Give the total number of lines with the word "Time" in them, and no other words.

-- START OF Recorded data --

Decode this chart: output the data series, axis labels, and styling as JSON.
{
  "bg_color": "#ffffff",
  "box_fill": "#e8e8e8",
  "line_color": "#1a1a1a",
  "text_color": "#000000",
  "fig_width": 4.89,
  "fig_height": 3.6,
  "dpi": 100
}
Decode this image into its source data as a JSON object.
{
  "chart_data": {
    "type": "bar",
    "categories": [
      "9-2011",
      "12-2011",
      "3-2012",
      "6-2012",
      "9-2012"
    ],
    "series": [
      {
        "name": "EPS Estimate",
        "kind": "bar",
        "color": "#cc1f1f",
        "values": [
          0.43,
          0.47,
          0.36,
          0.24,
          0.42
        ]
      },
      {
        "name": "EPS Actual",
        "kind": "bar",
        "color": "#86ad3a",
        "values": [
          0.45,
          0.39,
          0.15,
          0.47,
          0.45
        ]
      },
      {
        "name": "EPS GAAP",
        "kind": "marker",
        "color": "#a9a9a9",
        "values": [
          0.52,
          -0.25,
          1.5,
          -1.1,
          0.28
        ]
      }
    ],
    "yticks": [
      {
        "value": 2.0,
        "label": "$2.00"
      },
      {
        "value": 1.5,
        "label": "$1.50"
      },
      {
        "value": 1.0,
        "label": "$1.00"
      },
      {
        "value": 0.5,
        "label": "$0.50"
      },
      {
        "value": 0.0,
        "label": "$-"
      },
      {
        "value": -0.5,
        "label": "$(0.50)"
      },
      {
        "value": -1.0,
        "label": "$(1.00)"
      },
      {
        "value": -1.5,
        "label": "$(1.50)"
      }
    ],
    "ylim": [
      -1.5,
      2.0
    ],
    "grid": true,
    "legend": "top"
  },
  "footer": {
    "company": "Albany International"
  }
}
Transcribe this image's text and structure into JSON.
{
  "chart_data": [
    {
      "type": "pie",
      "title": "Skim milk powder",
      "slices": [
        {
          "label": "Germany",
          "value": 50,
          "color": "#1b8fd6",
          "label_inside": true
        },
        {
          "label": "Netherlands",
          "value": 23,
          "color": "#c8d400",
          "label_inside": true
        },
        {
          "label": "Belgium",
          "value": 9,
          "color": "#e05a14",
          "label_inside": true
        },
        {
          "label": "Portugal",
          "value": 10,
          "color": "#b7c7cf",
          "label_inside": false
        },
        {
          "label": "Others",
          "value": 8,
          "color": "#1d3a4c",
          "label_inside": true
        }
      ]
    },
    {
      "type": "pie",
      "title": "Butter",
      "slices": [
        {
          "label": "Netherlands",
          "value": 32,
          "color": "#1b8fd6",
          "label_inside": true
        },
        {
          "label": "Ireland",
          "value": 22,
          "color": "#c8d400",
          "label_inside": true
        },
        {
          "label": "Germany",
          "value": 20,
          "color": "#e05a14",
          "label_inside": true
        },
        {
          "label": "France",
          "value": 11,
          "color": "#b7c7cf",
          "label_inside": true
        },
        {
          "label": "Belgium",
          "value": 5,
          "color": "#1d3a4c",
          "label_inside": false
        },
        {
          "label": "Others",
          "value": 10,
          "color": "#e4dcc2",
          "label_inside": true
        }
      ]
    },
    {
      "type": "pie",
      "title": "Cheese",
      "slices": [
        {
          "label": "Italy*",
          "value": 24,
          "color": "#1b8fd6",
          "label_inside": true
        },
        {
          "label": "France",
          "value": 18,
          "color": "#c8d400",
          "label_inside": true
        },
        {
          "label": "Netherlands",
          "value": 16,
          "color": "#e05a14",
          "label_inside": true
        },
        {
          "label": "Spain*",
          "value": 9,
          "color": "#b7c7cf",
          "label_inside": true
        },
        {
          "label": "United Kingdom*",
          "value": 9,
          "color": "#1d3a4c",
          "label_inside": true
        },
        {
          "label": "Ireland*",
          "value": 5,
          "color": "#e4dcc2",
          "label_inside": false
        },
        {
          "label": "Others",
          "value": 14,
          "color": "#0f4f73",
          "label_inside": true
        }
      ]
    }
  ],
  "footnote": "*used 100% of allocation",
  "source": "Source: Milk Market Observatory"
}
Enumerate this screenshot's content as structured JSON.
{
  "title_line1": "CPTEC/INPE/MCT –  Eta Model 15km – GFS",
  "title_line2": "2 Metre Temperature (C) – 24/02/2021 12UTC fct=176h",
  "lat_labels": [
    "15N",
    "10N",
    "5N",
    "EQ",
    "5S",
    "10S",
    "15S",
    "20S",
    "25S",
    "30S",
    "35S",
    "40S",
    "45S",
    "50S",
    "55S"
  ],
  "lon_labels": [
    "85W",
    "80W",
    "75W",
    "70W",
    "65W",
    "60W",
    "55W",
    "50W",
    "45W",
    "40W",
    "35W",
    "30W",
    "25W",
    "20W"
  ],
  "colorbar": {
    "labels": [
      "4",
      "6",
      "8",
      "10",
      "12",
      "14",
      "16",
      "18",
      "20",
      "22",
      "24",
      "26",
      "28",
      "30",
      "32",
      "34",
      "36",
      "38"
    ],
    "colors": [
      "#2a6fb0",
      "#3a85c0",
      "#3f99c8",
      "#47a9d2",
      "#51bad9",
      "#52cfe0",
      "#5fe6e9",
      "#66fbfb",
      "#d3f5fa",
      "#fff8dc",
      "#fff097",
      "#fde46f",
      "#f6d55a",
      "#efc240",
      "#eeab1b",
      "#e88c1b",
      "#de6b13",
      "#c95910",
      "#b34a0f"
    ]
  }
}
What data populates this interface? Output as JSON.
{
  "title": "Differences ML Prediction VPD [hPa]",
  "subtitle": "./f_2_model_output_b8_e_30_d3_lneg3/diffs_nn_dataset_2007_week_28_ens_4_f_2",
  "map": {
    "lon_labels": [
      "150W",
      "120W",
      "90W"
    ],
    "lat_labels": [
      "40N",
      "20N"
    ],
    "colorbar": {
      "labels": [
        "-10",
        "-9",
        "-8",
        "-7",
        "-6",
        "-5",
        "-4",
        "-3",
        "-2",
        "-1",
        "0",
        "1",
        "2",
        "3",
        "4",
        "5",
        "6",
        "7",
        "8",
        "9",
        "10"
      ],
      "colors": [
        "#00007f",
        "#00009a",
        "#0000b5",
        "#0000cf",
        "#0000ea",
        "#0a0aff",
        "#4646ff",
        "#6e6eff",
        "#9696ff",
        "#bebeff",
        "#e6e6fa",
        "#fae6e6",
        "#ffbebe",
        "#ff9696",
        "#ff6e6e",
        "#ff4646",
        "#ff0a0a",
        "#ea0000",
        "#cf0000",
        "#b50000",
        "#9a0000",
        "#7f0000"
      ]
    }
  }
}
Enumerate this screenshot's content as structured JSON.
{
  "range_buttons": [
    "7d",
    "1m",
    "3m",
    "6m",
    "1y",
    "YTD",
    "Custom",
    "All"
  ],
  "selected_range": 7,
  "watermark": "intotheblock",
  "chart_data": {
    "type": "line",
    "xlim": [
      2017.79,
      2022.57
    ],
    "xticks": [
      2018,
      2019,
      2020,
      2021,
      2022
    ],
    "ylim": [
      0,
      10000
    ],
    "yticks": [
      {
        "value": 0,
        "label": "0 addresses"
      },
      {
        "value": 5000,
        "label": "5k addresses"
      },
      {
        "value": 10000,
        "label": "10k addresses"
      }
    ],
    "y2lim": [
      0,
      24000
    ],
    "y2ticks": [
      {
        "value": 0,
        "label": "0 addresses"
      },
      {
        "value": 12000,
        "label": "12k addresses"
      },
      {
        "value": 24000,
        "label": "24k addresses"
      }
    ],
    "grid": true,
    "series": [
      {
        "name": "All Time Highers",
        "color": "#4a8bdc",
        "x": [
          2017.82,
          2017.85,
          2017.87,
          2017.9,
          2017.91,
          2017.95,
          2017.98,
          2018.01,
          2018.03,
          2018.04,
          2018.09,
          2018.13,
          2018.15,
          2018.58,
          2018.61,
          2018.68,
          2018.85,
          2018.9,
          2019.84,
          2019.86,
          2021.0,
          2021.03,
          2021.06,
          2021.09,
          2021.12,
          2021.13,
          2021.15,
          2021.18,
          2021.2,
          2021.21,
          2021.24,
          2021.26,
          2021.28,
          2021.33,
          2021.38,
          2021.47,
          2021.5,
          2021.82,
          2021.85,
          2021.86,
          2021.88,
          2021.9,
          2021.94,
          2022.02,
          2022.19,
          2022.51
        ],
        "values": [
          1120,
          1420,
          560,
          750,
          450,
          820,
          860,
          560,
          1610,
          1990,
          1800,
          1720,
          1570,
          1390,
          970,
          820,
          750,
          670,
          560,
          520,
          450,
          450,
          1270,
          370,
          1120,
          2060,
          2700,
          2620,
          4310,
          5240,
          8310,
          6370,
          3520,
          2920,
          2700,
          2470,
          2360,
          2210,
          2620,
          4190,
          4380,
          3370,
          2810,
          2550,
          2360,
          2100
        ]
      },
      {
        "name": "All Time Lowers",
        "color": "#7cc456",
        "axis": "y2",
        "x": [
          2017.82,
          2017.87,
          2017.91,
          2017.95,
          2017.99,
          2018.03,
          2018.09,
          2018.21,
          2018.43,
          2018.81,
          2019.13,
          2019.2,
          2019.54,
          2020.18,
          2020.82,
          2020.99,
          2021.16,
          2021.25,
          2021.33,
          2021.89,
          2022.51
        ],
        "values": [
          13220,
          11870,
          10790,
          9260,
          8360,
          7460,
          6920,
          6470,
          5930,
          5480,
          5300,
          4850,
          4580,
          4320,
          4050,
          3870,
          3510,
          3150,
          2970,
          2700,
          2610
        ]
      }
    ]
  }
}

-- END OF Recorded data --

• Written solution:
2